• THE RECORDS

-=-=-

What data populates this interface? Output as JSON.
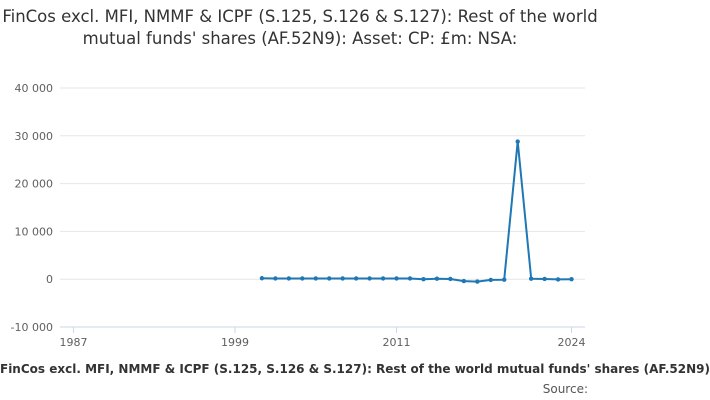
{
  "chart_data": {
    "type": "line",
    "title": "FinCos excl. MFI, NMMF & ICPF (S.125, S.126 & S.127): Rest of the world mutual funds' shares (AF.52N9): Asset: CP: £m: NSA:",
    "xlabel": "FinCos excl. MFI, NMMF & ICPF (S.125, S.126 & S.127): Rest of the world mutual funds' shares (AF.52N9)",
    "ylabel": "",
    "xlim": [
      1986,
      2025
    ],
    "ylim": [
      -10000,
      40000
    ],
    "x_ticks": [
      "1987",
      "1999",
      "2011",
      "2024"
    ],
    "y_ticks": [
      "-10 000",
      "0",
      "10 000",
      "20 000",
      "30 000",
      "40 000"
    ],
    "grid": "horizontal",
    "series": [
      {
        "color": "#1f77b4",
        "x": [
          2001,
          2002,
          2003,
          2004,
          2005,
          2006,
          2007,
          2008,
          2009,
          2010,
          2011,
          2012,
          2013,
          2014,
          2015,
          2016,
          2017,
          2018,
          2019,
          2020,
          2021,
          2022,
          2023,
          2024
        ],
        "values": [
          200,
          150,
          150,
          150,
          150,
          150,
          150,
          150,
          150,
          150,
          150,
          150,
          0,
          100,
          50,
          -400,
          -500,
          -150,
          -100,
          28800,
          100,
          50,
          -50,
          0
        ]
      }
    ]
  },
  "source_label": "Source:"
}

-=-=-

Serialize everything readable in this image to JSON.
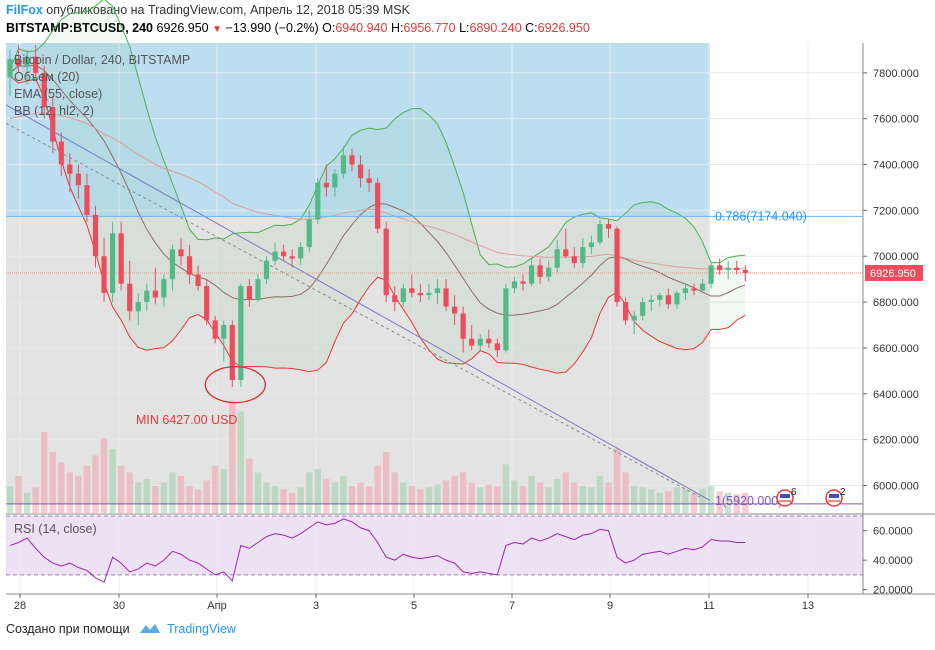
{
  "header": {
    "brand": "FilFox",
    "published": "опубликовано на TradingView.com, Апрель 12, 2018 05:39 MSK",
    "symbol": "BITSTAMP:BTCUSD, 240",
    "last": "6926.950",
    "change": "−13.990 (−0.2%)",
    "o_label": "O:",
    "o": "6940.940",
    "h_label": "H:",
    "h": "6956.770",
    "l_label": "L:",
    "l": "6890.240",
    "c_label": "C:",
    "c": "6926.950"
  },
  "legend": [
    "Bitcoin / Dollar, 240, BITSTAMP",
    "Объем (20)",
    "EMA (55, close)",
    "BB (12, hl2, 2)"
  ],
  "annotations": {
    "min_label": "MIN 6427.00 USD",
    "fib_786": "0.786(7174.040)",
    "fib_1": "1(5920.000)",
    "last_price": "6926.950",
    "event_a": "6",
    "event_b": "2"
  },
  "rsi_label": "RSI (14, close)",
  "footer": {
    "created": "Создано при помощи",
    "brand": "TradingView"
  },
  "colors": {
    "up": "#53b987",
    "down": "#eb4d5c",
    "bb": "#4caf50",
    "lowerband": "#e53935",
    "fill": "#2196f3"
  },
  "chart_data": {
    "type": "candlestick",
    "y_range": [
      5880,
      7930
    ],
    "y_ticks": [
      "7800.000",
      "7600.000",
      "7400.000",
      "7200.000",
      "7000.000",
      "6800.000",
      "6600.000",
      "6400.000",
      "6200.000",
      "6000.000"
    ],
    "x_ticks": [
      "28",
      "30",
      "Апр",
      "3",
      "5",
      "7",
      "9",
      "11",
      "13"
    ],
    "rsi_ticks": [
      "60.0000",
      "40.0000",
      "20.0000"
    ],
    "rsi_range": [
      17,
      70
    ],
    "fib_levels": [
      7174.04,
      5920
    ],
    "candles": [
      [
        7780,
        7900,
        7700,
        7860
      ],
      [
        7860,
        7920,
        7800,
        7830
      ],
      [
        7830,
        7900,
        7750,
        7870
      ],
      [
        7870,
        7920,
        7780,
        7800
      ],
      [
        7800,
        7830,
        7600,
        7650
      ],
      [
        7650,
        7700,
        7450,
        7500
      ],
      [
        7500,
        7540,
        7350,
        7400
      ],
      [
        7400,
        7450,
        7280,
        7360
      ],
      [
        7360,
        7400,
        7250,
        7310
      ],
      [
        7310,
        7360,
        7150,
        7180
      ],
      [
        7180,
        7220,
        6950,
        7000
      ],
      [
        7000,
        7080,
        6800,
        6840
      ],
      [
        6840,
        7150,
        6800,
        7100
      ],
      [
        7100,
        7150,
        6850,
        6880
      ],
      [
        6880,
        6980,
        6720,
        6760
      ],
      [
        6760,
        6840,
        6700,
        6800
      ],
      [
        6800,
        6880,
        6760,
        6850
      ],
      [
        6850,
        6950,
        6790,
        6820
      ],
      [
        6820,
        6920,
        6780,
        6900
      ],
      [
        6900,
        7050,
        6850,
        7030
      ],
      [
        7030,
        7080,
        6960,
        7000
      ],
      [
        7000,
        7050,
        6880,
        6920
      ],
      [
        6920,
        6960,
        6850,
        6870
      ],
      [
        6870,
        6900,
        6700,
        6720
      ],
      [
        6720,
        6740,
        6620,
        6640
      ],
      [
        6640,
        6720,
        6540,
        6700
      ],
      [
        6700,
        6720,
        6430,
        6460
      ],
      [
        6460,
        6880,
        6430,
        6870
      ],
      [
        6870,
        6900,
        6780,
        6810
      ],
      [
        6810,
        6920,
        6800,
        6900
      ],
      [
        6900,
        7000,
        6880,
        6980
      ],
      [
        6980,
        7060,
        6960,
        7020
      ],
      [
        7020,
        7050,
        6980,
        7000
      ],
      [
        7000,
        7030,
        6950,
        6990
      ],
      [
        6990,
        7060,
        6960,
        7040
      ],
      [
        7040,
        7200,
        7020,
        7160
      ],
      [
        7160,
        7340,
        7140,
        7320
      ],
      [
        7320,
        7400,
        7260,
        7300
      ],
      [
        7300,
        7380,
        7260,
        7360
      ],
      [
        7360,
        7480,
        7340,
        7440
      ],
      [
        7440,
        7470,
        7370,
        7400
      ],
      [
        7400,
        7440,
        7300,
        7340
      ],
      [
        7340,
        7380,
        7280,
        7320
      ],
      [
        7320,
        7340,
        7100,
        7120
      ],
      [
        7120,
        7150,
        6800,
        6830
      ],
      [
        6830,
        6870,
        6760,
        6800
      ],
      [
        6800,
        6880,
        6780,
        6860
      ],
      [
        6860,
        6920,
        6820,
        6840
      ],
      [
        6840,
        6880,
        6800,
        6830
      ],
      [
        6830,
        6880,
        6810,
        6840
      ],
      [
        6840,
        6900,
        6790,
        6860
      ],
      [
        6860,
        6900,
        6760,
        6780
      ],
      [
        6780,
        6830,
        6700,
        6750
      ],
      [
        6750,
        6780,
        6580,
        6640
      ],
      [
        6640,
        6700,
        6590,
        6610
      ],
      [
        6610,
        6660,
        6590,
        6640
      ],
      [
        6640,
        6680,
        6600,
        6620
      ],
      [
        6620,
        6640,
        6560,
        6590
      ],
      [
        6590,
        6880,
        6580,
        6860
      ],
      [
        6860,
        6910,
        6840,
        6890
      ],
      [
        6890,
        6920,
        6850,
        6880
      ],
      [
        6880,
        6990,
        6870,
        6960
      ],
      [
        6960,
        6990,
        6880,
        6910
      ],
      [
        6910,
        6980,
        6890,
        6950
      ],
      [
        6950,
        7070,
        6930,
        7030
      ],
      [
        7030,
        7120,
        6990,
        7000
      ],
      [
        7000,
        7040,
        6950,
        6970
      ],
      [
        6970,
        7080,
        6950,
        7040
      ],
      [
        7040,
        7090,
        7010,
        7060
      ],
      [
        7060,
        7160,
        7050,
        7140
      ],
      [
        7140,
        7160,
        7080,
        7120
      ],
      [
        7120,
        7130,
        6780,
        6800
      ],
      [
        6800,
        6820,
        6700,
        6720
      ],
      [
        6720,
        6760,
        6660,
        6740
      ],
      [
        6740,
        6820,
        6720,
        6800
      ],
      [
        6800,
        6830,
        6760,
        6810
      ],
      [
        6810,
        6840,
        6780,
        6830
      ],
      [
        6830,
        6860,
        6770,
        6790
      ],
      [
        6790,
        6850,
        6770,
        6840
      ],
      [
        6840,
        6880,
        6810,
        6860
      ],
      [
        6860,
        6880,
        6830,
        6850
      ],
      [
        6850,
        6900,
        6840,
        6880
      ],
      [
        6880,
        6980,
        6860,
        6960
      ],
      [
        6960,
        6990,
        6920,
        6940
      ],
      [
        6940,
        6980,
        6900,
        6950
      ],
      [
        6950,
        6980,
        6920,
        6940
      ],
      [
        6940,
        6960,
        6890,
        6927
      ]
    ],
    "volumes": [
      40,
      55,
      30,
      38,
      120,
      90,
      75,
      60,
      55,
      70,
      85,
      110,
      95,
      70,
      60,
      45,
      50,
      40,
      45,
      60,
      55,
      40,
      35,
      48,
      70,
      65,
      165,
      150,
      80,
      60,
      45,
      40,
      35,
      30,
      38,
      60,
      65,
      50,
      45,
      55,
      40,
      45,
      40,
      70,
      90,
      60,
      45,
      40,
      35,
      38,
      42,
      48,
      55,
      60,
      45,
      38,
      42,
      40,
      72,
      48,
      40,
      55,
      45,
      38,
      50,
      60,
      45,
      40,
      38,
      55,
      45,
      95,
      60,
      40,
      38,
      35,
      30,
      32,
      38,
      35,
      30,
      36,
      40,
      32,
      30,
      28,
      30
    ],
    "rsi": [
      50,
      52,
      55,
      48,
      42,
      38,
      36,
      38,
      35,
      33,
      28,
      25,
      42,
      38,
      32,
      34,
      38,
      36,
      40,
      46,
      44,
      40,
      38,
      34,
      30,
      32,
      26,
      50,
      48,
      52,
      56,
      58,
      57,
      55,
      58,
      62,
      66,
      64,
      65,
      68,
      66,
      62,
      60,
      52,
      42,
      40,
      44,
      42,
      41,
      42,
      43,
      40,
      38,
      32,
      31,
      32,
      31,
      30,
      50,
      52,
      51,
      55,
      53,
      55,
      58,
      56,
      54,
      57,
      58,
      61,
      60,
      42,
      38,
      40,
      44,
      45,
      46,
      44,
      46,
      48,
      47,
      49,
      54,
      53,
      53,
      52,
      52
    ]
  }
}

-=-=-

• WHAT TO DO
Pick out every line with the string "mutual" and copy it.

• SOLUTION FOR THIS PROBLEM
    "title": "FinCos excl. MFI, NMMF & ICPF (S.125, S.126 & S.127): Rest of the world mutual funds' shares (AF.52N9): Asset: CP: £m: NSA:",
    "xlabel": "FinCos excl. MFI, NMMF & ICPF (S.125, S.126 & S.127): Rest of the world mutual funds' shares (AF.52N9)",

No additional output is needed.